_Exercise instructions:_ In the overview of the forest-generating script, reproduce word for word the passage that begins with the words containing "## High-level description" and ends with "generation and manipulation.".

Reading passage: Begin

> ## Documentation Index
> Fetch the complete documentation index at: https://demo.agenticlabs.com/llms.txt
> Use this file to discover all available pages before exploring further.

# Overview

## High-level description

This script generates and annotates a collection of phylogenetic trees (a "forest") using the `jungle` library. It allows specifying the number of trees, leaves per tree, and a shape parameter controlling the tree structure. The resulting annotated forest is then saved to a compressed pickle file.

## References

This script references the `jungle` library (`jg`) for phylogenetic tree generation and manipulation.

## Symbols

### `generate_annotate_forest.py`

#### Description

This script generates a collection of phylogenetic trees, annotates them with various features, and saves the resulting forest data structure to a file.

Reading passage: End
Listed entries: Begin

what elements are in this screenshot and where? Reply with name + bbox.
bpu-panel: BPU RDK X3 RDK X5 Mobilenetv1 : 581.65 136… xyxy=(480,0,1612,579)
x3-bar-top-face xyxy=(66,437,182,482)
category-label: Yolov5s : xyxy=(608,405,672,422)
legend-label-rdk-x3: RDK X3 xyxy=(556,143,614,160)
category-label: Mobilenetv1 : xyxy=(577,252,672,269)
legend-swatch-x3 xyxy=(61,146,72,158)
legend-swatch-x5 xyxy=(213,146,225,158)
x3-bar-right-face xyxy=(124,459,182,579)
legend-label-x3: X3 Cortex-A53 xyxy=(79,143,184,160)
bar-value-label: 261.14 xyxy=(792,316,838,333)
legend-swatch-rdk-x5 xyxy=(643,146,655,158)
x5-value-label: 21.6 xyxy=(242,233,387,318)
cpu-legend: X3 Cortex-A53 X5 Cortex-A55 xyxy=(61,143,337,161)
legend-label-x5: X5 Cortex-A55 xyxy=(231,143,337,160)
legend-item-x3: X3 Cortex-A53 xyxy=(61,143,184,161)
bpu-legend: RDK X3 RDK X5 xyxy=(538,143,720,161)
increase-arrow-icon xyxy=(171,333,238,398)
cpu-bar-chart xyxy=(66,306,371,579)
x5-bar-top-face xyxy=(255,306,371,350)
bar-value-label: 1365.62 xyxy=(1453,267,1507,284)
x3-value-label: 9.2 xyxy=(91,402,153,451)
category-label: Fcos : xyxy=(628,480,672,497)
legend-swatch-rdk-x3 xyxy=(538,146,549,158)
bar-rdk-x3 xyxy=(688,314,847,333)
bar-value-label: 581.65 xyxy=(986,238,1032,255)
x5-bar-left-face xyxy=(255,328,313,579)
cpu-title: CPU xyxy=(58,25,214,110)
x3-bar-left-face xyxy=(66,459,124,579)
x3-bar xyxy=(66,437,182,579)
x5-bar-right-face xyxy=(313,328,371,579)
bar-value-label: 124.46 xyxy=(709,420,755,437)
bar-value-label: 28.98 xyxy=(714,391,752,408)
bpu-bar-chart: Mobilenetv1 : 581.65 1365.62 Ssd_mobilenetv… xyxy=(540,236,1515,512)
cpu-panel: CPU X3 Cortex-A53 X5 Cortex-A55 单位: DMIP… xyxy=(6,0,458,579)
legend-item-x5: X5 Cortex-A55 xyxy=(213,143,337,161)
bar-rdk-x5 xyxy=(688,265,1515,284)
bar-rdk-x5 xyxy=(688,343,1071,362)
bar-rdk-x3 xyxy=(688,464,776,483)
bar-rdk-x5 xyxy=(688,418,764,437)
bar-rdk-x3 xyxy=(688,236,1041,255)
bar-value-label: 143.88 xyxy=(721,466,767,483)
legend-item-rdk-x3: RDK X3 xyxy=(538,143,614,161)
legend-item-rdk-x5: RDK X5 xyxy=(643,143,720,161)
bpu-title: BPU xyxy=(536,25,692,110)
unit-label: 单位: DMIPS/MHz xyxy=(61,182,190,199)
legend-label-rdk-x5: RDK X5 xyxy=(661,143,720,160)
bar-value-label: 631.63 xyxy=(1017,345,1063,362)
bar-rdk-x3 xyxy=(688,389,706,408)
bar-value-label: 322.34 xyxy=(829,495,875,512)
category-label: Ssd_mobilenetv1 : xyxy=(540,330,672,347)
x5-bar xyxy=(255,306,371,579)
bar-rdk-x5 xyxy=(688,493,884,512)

Listed entries: End

_Completed exercise:_
## High-level description

This script generates and annotates a collection of phylogenetic trees (a "forest") using the `jungle` library. It allows specifying the number of trees, leaves per tree, and a shape parameter controlling the tree structure. The resulting annotated forest is then saved to a compressed pickle file.

## References

This script references the `jungle` library (`jg`) for phylogenetic tree generation and manipulation.